• [Exercise description]: Starting with the line containing "Text: c: c [94,329,102,343]" and going on through the line containing "Text: g: g [299,148,311,166]", give those lines again with "Question" switched to "Problem" and nothing else changed.

• [Raw data]:
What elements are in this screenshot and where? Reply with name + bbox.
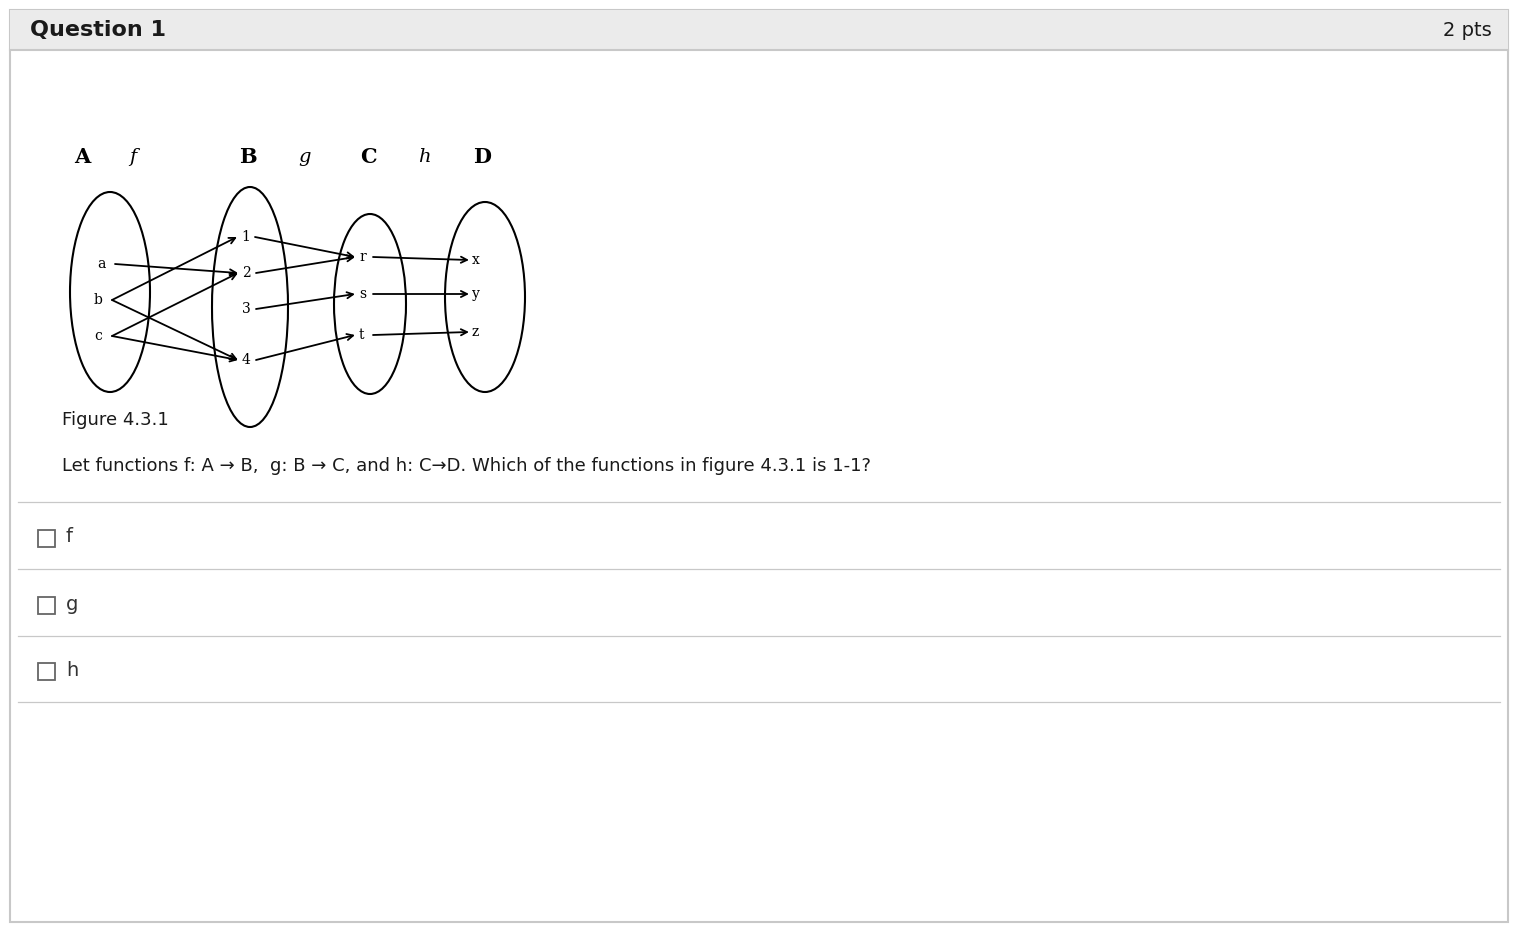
Text: c: c [94,329,102,343]
Text: x: x [472,253,480,267]
Text: Question 1: Question 1 [30,20,165,40]
Text: 1: 1 [241,230,250,244]
Text: Figure 4.3.1: Figure 4.3.1 [62,411,168,429]
Text: h: h [65,661,79,679]
Text: A: A [74,147,90,167]
Text: b: b [94,293,103,307]
Text: g: g [299,148,311,166]
Text: 3: 3 [241,302,250,316]
Text: g: g [65,595,79,613]
Text: f: f [129,148,137,166]
Bar [11,10,1507,50]
Text: Let functions f: A → B,  g: B → C, and h: C→D. Which of the functions in figure : Let functions f: A → B, g: B → C, and h:… [62,457,871,475]
Text: s: s [358,287,366,301]
Text: B: B [240,147,257,167]
Bar [38,663,55,680]
Text: f: f [65,528,73,546]
Text: z: z [472,325,480,339]
Text: y: y [472,287,480,301]
Text: t: t [358,328,364,342]
Text: h: h [417,148,430,166]
Text: 4: 4 [241,353,250,367]
Text: 2: 2 [241,266,250,280]
Text: a: a [97,257,105,271]
Text: D: D [474,147,490,167]
Bar [38,597,55,614]
Text: r: r [358,250,366,264]
Text: 2 pts: 2 pts [1444,21,1492,39]
Bar [38,530,55,547]
Text: C: C [360,147,376,167]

• [Result for this task]:
Text: c: c [94,329,102,343]
Text: x: x [472,253,480,267]
Text: Problem 1: Problem 1 [30,20,165,40]
Text: 1: 1 [241,230,250,244]
Text: Figure 4.3.1: Figure 4.3.1 [62,411,168,429]
Text: h: h [65,661,79,679]
Text: A: A [74,147,90,167]
Text: b: b [94,293,103,307]
Text: g: g [299,148,311,166]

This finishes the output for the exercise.